[begin Material provided]

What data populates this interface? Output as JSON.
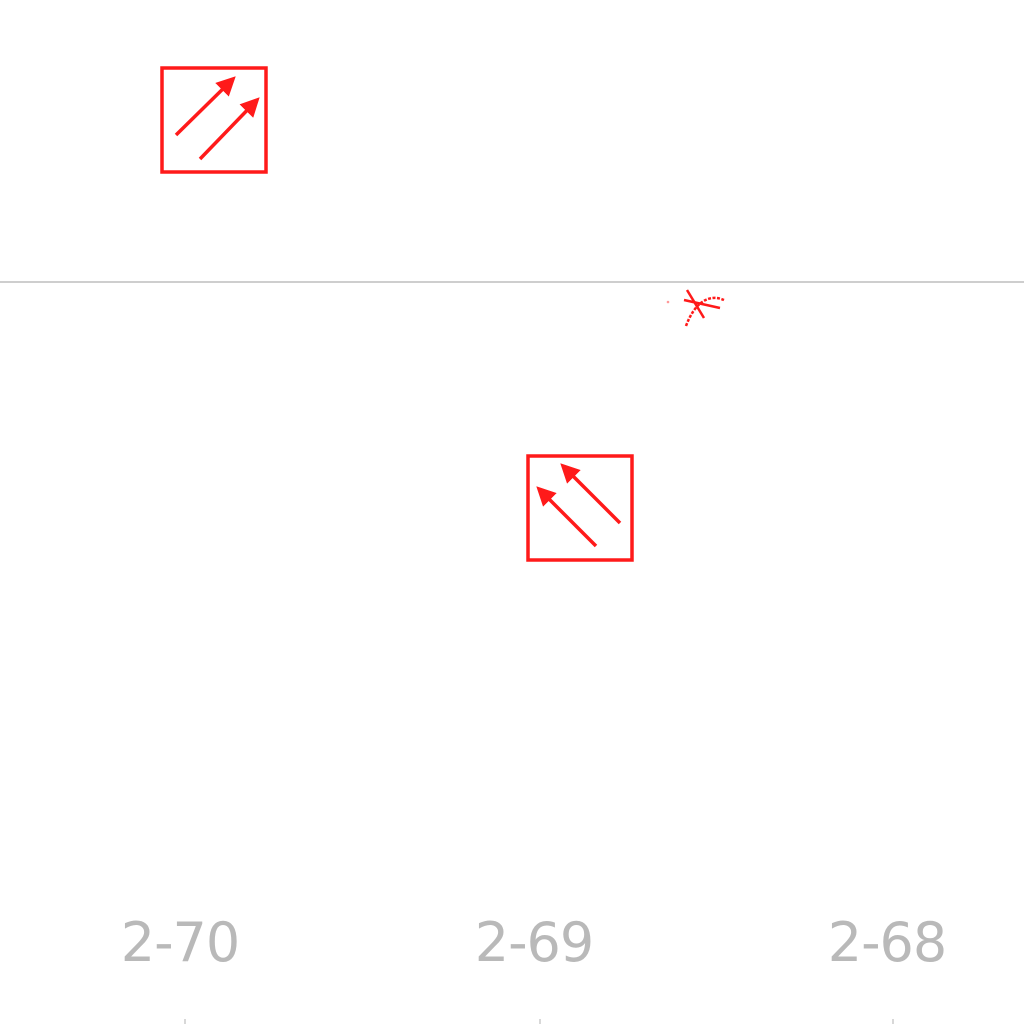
{
  "map": {
    "background": "#ffffff",
    "symbol_color": "#ff1a1a",
    "line_color": "#b0b0b0",
    "label_color": "#b9b9b9",
    "grid_labels": [
      {
        "text": "2-70"
      },
      {
        "text": "2-69"
      },
      {
        "text": "2-68"
      }
    ],
    "symbols": [
      {
        "name": "arrows-northeast-box-icon",
        "direction": "northeast"
      },
      {
        "name": "arrows-northwest-box-icon",
        "direction": "northwest"
      },
      {
        "name": "crossed-arc-icon"
      }
    ]
  }
}
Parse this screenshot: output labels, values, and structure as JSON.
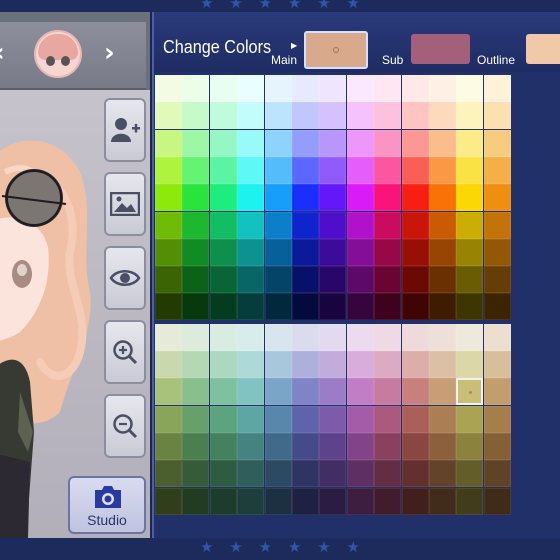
{
  "header": {
    "title": "Change Colors",
    "swatches": [
      {
        "label": "Main",
        "color": "#d8a98b"
      },
      {
        "label": "Sub",
        "color": "#a45f7a"
      },
      {
        "label": "Outline",
        "color": "#f0c9a8"
      }
    ]
  },
  "sidebar": {
    "studio_label": "Studio",
    "tools": [
      "add-character-icon",
      "background-image-icon",
      "eye-icon",
      "zoom-in-icon",
      "zoom-out-icon"
    ]
  },
  "palette": {
    "selected": {
      "row": 11,
      "col": 11
    },
    "bright_rows": [
      [
        "#f4fbe4",
        "#ecfde8",
        "#e8fef0",
        "#e9fefe",
        "#e6f4fe",
        "#e7eafe",
        "#efe6fe",
        "#fbe8fe",
        "#fee6f2",
        "#fee8e8",
        "#fef0e5",
        "#fefbe5",
        "#fef2d8"
      ],
      [
        "#e1f9b9",
        "#c6fac9",
        "#c0fbdc",
        "#c2fcfb",
        "#bde4fd",
        "#c1c6fd",
        "#d5c1fd",
        "#f5c2fd",
        "#fdc1de",
        "#fdc4c2",
        "#fdd9bd",
        "#fdf4bd",
        "#fbe1b0"
      ],
      [
        "#c9f682",
        "#9df7a4",
        "#95f8c4",
        "#98faf9",
        "#8ed3fc",
        "#939dfc",
        "#b896fc",
        "#ee97fb",
        "#fb93c4",
        "#fb9893",
        "#fbbd8b",
        "#fbec89",
        "#f8cc7e"
      ],
      [
        "#aef33d",
        "#64f372",
        "#5af5a3",
        "#5ef8f6",
        "#55bcfb",
        "#5a68fb",
        "#915bfb",
        "#e55dfa",
        "#fa57a0",
        "#fa5f56",
        "#fa9846",
        "#fbe244",
        "#f4b047"
      ],
      [
        "#8de80b",
        "#2ae43e",
        "#1ded7c",
        "#1df2ef",
        "#169efa",
        "#1a2ffa",
        "#6418f9",
        "#d91bf8",
        "#f81479",
        "#f81f12",
        "#f87207",
        "#fad705",
        "#ee8f12"
      ],
      [
        "#6fbb08",
        "#1bb830",
        "#12be63",
        "#12c2c0",
        "#0c7fcb",
        "#1024cb",
        "#4f0fca",
        "#af12c8",
        "#c90c60",
        "#c9150a",
        "#c95b04",
        "#cbad04",
        "#c27409"
      ],
      [
        "#548e06",
        "#138b24",
        "#0c904b",
        "#0c9391",
        "#076099",
        "#0b1a99",
        "#3c0b99",
        "#840e97",
        "#980748",
        "#980f06",
        "#984503",
        "#998303",
        "#935806"
      ],
      [
        "#3b6404",
        "#0c6218",
        "#086535",
        "#086766",
        "#044469",
        "#071169",
        "#29076a",
        "#5c0969",
        "#6a0432",
        "#6a0a03",
        "#6a3002",
        "#6a5c02",
        "#663d04"
      ],
      [
        "#233b02",
        "#063a0e",
        "#043c1f",
        "#043d3c",
        "#02283e",
        "#030a3e",
        "#18043e",
        "#36053e",
        "#3e021d",
        "#3e0502",
        "#3e1c01",
        "#3e3601",
        "#3c2402"
      ]
    ],
    "muted_rows": [
      [
        "#e5ead9",
        "#dcebdc",
        "#d9ece2",
        "#d9ecec",
        "#d9e5ee",
        "#dadcee",
        "#e2daee",
        "#ecdaee",
        "#eed9e5",
        "#eedada",
        "#eee0d8",
        "#eeeadb",
        "#ecdfd0"
      ],
      [
        "#c9d8ad",
        "#b4d7b4",
        "#acd8c2",
        "#addad8",
        "#a9c7dc",
        "#aeb0dc",
        "#c1acdc",
        "#d8addb",
        "#dcaac3",
        "#dcaeaa",
        "#dcc0a6",
        "#dcd7a6",
        "#d8bf9b"
      ],
      [
        "#a9c27b",
        "#88bf8d",
        "#7ec1a0",
        "#80c3c1",
        "#7ba5c7",
        "#8084c7",
        "#9b7dc7",
        "#c17ec5",
        "#c77ba0",
        "#c7807b",
        "#c79e76",
        "#c7bf76",
        "#c29e6d"
      ],
      [
        "#88a55a",
        "#66a16b",
        "#5ca47e",
        "#5ea6a3",
        "#5987ab",
        "#5e63ab",
        "#7d5bab",
        "#a45ca9",
        "#ab597f",
        "#ab5f59",
        "#ab7e54",
        "#aba354",
        "#a57e4c"
      ],
      [
        "#6a8242",
        "#4b7f50",
        "#43815f",
        "#458380",
        "#41698a",
        "#454a8a",
        "#5e438a",
        "#824388",
        "#8a4160",
        "#8a4641",
        "#8a603d",
        "#8a823d",
        "#856037"
      ],
      [
        "#4b5e2e",
        "#355b38",
        "#2e5c43",
        "#305e5b",
        "#2d4a63",
        "#303463",
        "#422e63",
        "#5d2f62",
        "#632d44",
        "#63312d",
        "#63432a",
        "#635d2a",
        "#5f4326"
      ],
      [
        "#303e1c",
        "#223c24",
        "#1d3c2b",
        "#1e3e3c",
        "#1c3041",
        "#1e2141",
        "#2a1d41",
        "#3d1e40",
        "#411c2c",
        "#411f1c",
        "#412b1a",
        "#413d1a",
        "#3e2b18"
      ]
    ]
  }
}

[end Material provided]

**Task to complete**
Identify every line above with the string "background" in it. Copy those lines.

**Expected answer**
    "background": "#ffffff",
      "background-image-icon",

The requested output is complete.